— PROBLEM STATEMENT —
Exactly repeat all the records below, omitting the images they hold.

— EXCERPTED RECORDS —
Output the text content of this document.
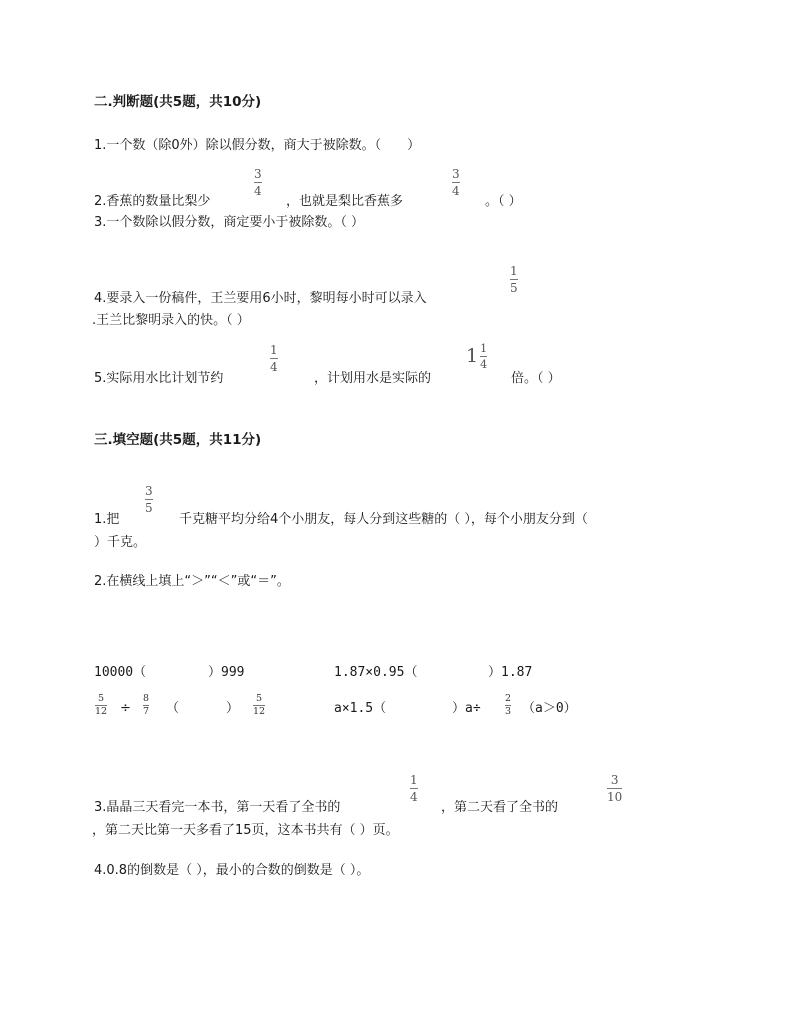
二.判断题(共5题，共10分)
1.一个数（除0外）除以假分数，商大于被除数。（　　）
2.香蕉的数量比梨少
3
4
，也就是梨比香蕉多
3
4
。（ ）
3.一个数除以假分数，商定要小于被除数。（ ）
4.要录入一份稿件，王兰要用6小时，黎明每小时可以录入
1
5
.王兰比黎明录入的快。（ ）
5.实际用水比计划节约
1
4
，计划用水是实际的
$1 \frac{1}{4}$
倍。（ ）
三.填空题(共5题，共11分)
1.把
3
5
千克糖平均分给4个小朋友，每人分到这些糖的（ ），每个小朋友分到（
）千克。
2.在横线上填上“＞”“＜”或“＝”。
10000（	）999	1.87×0.95（	）1.87
5
12 ÷
8
7 （	）
5
12	a×1.5（	）a÷
2
3 （a＞0）
3.晶晶三天看完一本书，第一天看了全书的
1
4
，第二天看了全书的
3
10
，第二天比第一天多看了15页，这本书共有（ ）页。
4.0.8的倒数是（ ），最小的合数的倒数是（ ）。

— FINISHED ANSWER —
Output the text content of this document.
二.判断题(共5题，共10分)
1.一个数（除0外）除以假分数，商大于被除数。（　　）
2.香蕉的数量比梨少
3
4
，也就是梨比香蕉多
3
4
。（ ）
3.一个数除以假分数，商定要小于被除数。（ ）
4.要录入一份稿件，王兰要用6小时，黎明每小时可以录入
1
5
.王兰比黎明录入的快。（ ）
5.实际用水比计划节约
1
4
，计划用水是实际的
$1 \frac{1}{4}$
倍。（ ）
三.填空题(共5题，共11分)
1.把
3
5
千克糖平均分给4个小朋友，每人分到这些糖的（ ），每个小朋友分到（
）千克。
2.在横线上填上“＞”“＜”或“＝”。
10000（	）999	1.87×0.95（	）1.87
5
12 ÷
8
7 （	）
5
12	a×1.5（	）a÷
2
3 （a＞0）
3.晶晶三天看完一本书，第一天看了全书的
1
4
，第二天看了全书的
3
10
，第二天比第一天多看了15页，这本书共有（ ）页。
4.0.8的倒数是（ ），最小的合数的倒数是（ ）。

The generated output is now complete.